→ **Short exercise**:
Will you write out the data exactly, excluding every picture?
── Input material ──
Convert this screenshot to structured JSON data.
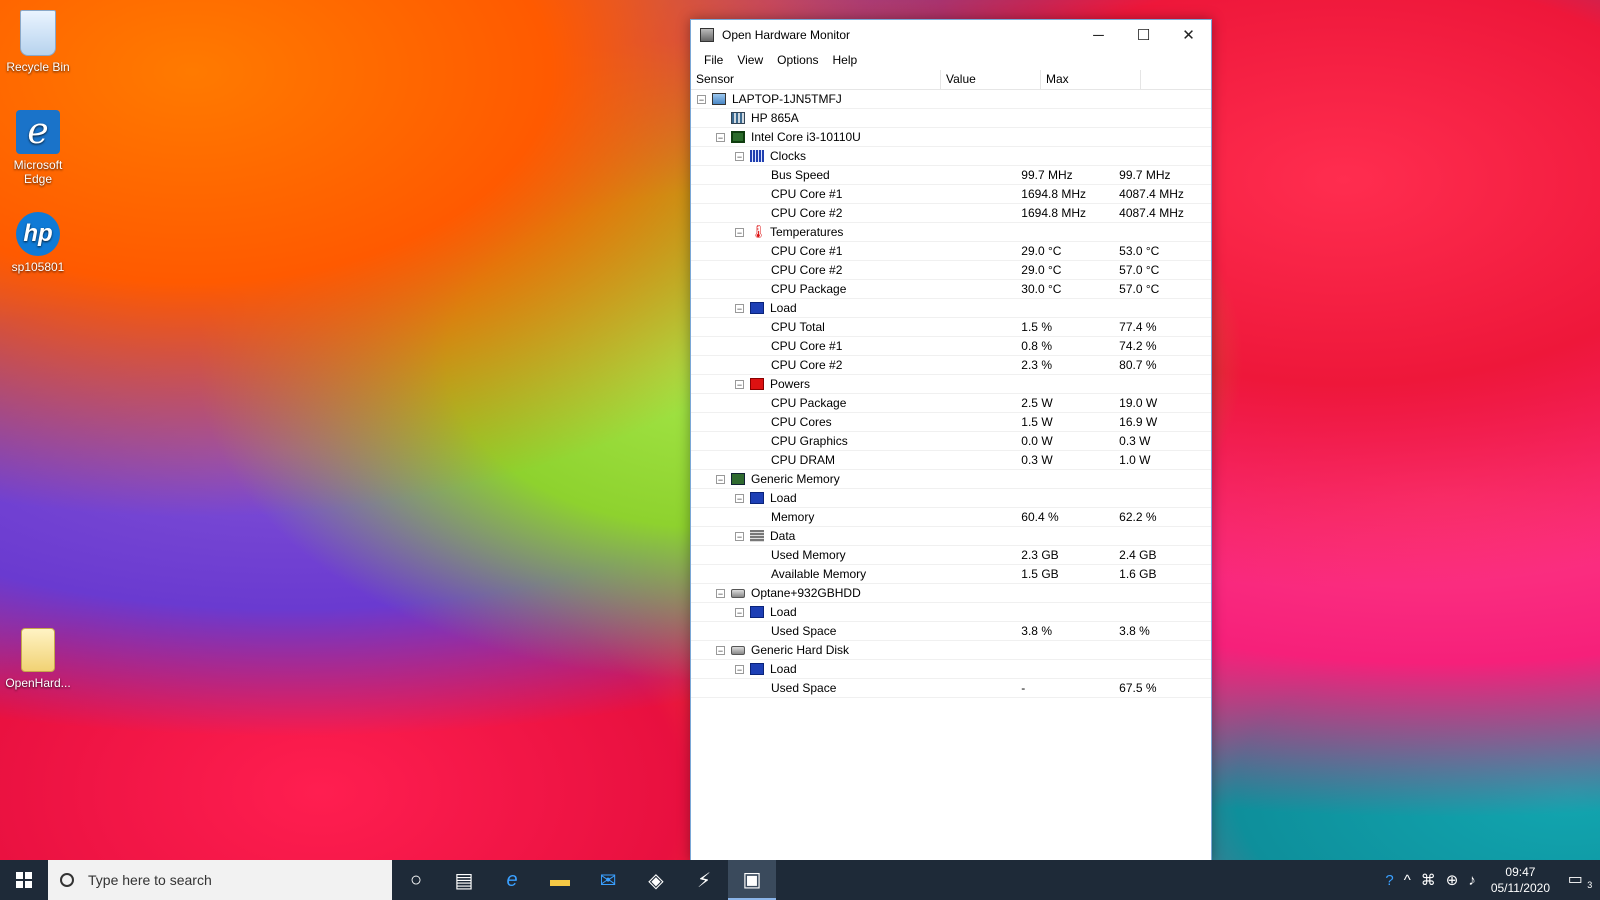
{
  "desktop": {
    "icons": [
      {
        "label": "Recycle Bin"
      },
      {
        "label": "Microsoft Edge"
      },
      {
        "label": "sp105801"
      },
      {
        "label": "OpenHard..."
      }
    ]
  },
  "window": {
    "title": "Open Hardware Monitor",
    "menu": [
      "File",
      "View",
      "Options",
      "Help"
    ],
    "columns": {
      "sensor": "Sensor",
      "value": "Value",
      "max": "Max"
    },
    "rows": [
      {
        "level": 0,
        "toggle": "−",
        "icon": "computer",
        "name": "LAPTOP-1JN5TMFJ",
        "value": "",
        "max": ""
      },
      {
        "level": 1,
        "toggle": "",
        "icon": "board",
        "name": "HP 865A",
        "value": "",
        "max": ""
      },
      {
        "level": 1,
        "toggle": "−",
        "icon": "cpu",
        "name": "Intel Core i3-10110U",
        "value": "",
        "max": ""
      },
      {
        "level": 2,
        "toggle": "−",
        "icon": "clock",
        "name": "Clocks",
        "value": "",
        "max": ""
      },
      {
        "level": 3,
        "toggle": "",
        "icon": "",
        "name": "Bus Speed",
        "value": "99.7 MHz",
        "max": "99.7 MHz"
      },
      {
        "level": 3,
        "toggle": "",
        "icon": "",
        "name": "CPU Core #1",
        "value": "1694.8 MHz",
        "max": "4087.4 MHz"
      },
      {
        "level": 3,
        "toggle": "",
        "icon": "",
        "name": "CPU Core #2",
        "value": "1694.8 MHz",
        "max": "4087.4 MHz"
      },
      {
        "level": 2,
        "toggle": "−",
        "icon": "temp",
        "name": "Temperatures",
        "value": "",
        "max": ""
      },
      {
        "level": 3,
        "toggle": "",
        "icon": "",
        "name": "CPU Core #1",
        "value": "29.0 °C",
        "max": "53.0 °C"
      },
      {
        "level": 3,
        "toggle": "",
        "icon": "",
        "name": "CPU Core #2",
        "value": "29.0 °C",
        "max": "57.0 °C"
      },
      {
        "level": 3,
        "toggle": "",
        "icon": "",
        "name": "CPU Package",
        "value": "30.0 °C",
        "max": "57.0 °C"
      },
      {
        "level": 2,
        "toggle": "−",
        "icon": "load",
        "name": "Load",
        "value": "",
        "max": ""
      },
      {
        "level": 3,
        "toggle": "",
        "icon": "",
        "name": "CPU Total",
        "value": "1.5 %",
        "max": "77.4 %"
      },
      {
        "level": 3,
        "toggle": "",
        "icon": "",
        "name": "CPU Core #1",
        "value": "0.8 %",
        "max": "74.2 %"
      },
      {
        "level": 3,
        "toggle": "",
        "icon": "",
        "name": "CPU Core #2",
        "value": "2.3 %",
        "max": "80.7 %"
      },
      {
        "level": 2,
        "toggle": "−",
        "icon": "power",
        "name": "Powers",
        "value": "",
        "max": ""
      },
      {
        "level": 3,
        "toggle": "",
        "icon": "",
        "name": "CPU Package",
        "value": "2.5 W",
        "max": "19.0 W"
      },
      {
        "level": 3,
        "toggle": "",
        "icon": "",
        "name": "CPU Cores",
        "value": "1.5 W",
        "max": "16.9 W"
      },
      {
        "level": 3,
        "toggle": "",
        "icon": "",
        "name": "CPU Graphics",
        "value": "0.0 W",
        "max": "0.3 W"
      },
      {
        "level": 3,
        "toggle": "",
        "icon": "",
        "name": "CPU DRAM",
        "value": "0.3 W",
        "max": "1.0 W"
      },
      {
        "level": 1,
        "toggle": "−",
        "icon": "mem",
        "name": "Generic Memory",
        "value": "",
        "max": ""
      },
      {
        "level": 2,
        "toggle": "−",
        "icon": "load",
        "name": "Load",
        "value": "",
        "max": ""
      },
      {
        "level": 3,
        "toggle": "",
        "icon": "",
        "name": "Memory",
        "value": "60.4 %",
        "max": "62.2 %"
      },
      {
        "level": 2,
        "toggle": "−",
        "icon": "data",
        "name": "Data",
        "value": "",
        "max": ""
      },
      {
        "level": 3,
        "toggle": "",
        "icon": "",
        "name": "Used Memory",
        "value": "2.3 GB",
        "max": "2.4 GB"
      },
      {
        "level": 3,
        "toggle": "",
        "icon": "",
        "name": "Available Memory",
        "value": "1.5 GB",
        "max": "1.6 GB"
      },
      {
        "level": 1,
        "toggle": "−",
        "icon": "disk",
        "name": "Optane+932GBHDD",
        "value": "",
        "max": ""
      },
      {
        "level": 2,
        "toggle": "−",
        "icon": "load",
        "name": "Load",
        "value": "",
        "max": ""
      },
      {
        "level": 3,
        "toggle": "",
        "icon": "",
        "name": "Used Space",
        "value": "3.8 %",
        "max": "3.8 %"
      },
      {
        "level": 1,
        "toggle": "−",
        "icon": "disk",
        "name": "Generic Hard Disk",
        "value": "",
        "max": ""
      },
      {
        "level": 2,
        "toggle": "−",
        "icon": "load",
        "name": "Load",
        "value": "",
        "max": ""
      },
      {
        "level": 3,
        "toggle": "",
        "icon": "",
        "name": "Used Space",
        "value": "-",
        "max": "67.5 %"
      }
    ]
  },
  "taskbar": {
    "search_placeholder": "Type here to search",
    "time": "09:47",
    "date": "05/11/2020",
    "notification_count": "3"
  },
  "colors": {
    "taskbar": "#1e2a38",
    "window_border": "#7aa7d6"
  }
}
───
→ **Task output**:
Convert this screenshot to structured JSON data.
{
  "desktop": {
    "icons": [
      {
        "label": "Recycle Bin"
      },
      {
        "label": "Microsoft Edge"
      },
      {
        "label": "sp105801"
      },
      {
        "label": "OpenHard..."
      }
    ]
  },
  "window": {
    "title": "Open Hardware Monitor",
    "menu": [
      "File",
      "View",
      "Options",
      "Help"
    ],
    "columns": {
      "sensor": "Sensor",
      "value": "Value",
      "max": "Max"
    },
    "rows": [
      {
        "level": 0,
        "toggle": "−",
        "icon": "computer",
        "name": "LAPTOP-1JN5TMFJ",
        "value": "",
        "max": ""
      },
      {
        "level": 1,
        "toggle": "",
        "icon": "board",
        "name": "HP 865A",
        "value": "",
        "max": ""
      },
      {
        "level": 1,
        "toggle": "−",
        "icon": "cpu",
        "name": "Intel Core i3-10110U",
        "value": "",
        "max": ""
      },
      {
        "level": 2,
        "toggle": "−",
        "icon": "clock",
        "name": "Clocks",
        "value": "",
        "max": ""
      },
      {
        "level": 3,
        "toggle": "",
        "icon": "",
        "name": "Bus Speed",
        "value": "99.7 MHz",
        "max": "99.7 MHz"
      },
      {
        "level": 3,
        "toggle": "",
        "icon": "",
        "name": "CPU Core #1",
        "value": "1694.8 MHz",
        "max": "4087.4 MHz"
      },
      {
        "level": 3,
        "toggle": "",
        "icon": "",
        "name": "CPU Core #2",
        "value": "1694.8 MHz",
        "max": "4087.4 MHz"
      },
      {
        "level": 2,
        "toggle": "−",
        "icon": "temp",
        "name": "Temperatures",
        "value": "",
        "max": ""
      },
      {
        "level": 3,
        "toggle": "",
        "icon": "",
        "name": "CPU Core #1",
        "value": "29.0 °C",
        "max": "53.0 °C"
      },
      {
        "level": 3,
        "toggle": "",
        "icon": "",
        "name": "CPU Core #2",
        "value": "29.0 °C",
        "max": "57.0 °C"
      },
      {
        "level": 3,
        "toggle": "",
        "icon": "",
        "name": "CPU Package",
        "value": "30.0 °C",
        "max": "57.0 °C"
      },
      {
        "level": 2,
        "toggle": "−",
        "icon": "load",
        "name": "Load",
        "value": "",
        "max": ""
      },
      {
        "level": 3,
        "toggle": "",
        "icon": "",
        "name": "CPU Total",
        "value": "1.5 %",
        "max": "77.4 %"
      },
      {
        "level": 3,
        "toggle": "",
        "icon": "",
        "name": "CPU Core #1",
        "value": "0.8 %",
        "max": "74.2 %"
      },
      {
        "level": 3,
        "toggle": "",
        "icon": "",
        "name": "CPU Core #2",
        "value": "2.3 %",
        "max": "80.7 %"
      },
      {
        "level": 2,
        "toggle": "−",
        "icon": "power",
        "name": "Powers",
        "value": "",
        "max": ""
      },
      {
        "level": 3,
        "toggle": "",
        "icon": "",
        "name": "CPU Package",
        "value": "2.5 W",
        "max": "19.0 W"
      },
      {
        "level": 3,
        "toggle": "",
        "icon": "",
        "name": "CPU Cores",
        "value": "1.5 W",
        "max": "16.9 W"
      },
      {
        "level": 3,
        "toggle": "",
        "icon": "",
        "name": "CPU Graphics",
        "value": "0.0 W",
        "max": "0.3 W"
      },
      {
        "level": 3,
        "toggle": "",
        "icon": "",
        "name": "CPU DRAM",
        "value": "0.3 W",
        "max": "1.0 W"
      },
      {
        "level": 1,
        "toggle": "−",
        "icon": "mem",
        "name": "Generic Memory",
        "value": "",
        "max": ""
      },
      {
        "level": 2,
        "toggle": "−",
        "icon": "load",
        "name": "Load",
        "value": "",
        "max": ""
      },
      {
        "level": 3,
        "toggle": "",
        "icon": "",
        "name": "Memory",
        "value": "60.4 %",
        "max": "62.2 %"
      },
      {
        "level": 2,
        "toggle": "−",
        "icon": "data",
        "name": "Data",
        "value": "",
        "max": ""
      },
      {
        "level": 3,
        "toggle": "",
        "icon": "",
        "name": "Used Memory",
        "value": "2.3 GB",
        "max": "2.4 GB"
      },
      {
        "level": 3,
        "toggle": "",
        "icon": "",
        "name": "Available Memory",
        "value": "1.5 GB",
        "max": "1.6 GB"
      },
      {
        "level": 1,
        "toggle": "−",
        "icon": "disk",
        "name": "Optane+932GBHDD",
        "value": "",
        "max": ""
      },
      {
        "level": 2,
        "toggle": "−",
        "icon": "load",
        "name": "Load",
        "value": "",
        "max": ""
      },
      {
        "level": 3,
        "toggle": "",
        "icon": "",
        "name": "Used Space",
        "value": "3.8 %",
        "max": "3.8 %"
      },
      {
        "level": 1,
        "toggle": "−",
        "icon": "disk",
        "name": "Generic Hard Disk",
        "value": "",
        "max": ""
      },
      {
        "level": 2,
        "toggle": "−",
        "icon": "load",
        "name": "Load",
        "value": "",
        "max": ""
      },
      {
        "level": 3,
        "toggle": "",
        "icon": "",
        "name": "Used Space",
        "value": "-",
        "max": "67.5 %"
      }
    ]
  },
  "taskbar": {
    "search_placeholder": "Type here to search",
    "time": "09:47",
    "date": "05/11/2020",
    "notification_count": "3"
  },
  "colors": {
    "taskbar": "#1e2a38",
    "window_border": "#7aa7d6"
  }
}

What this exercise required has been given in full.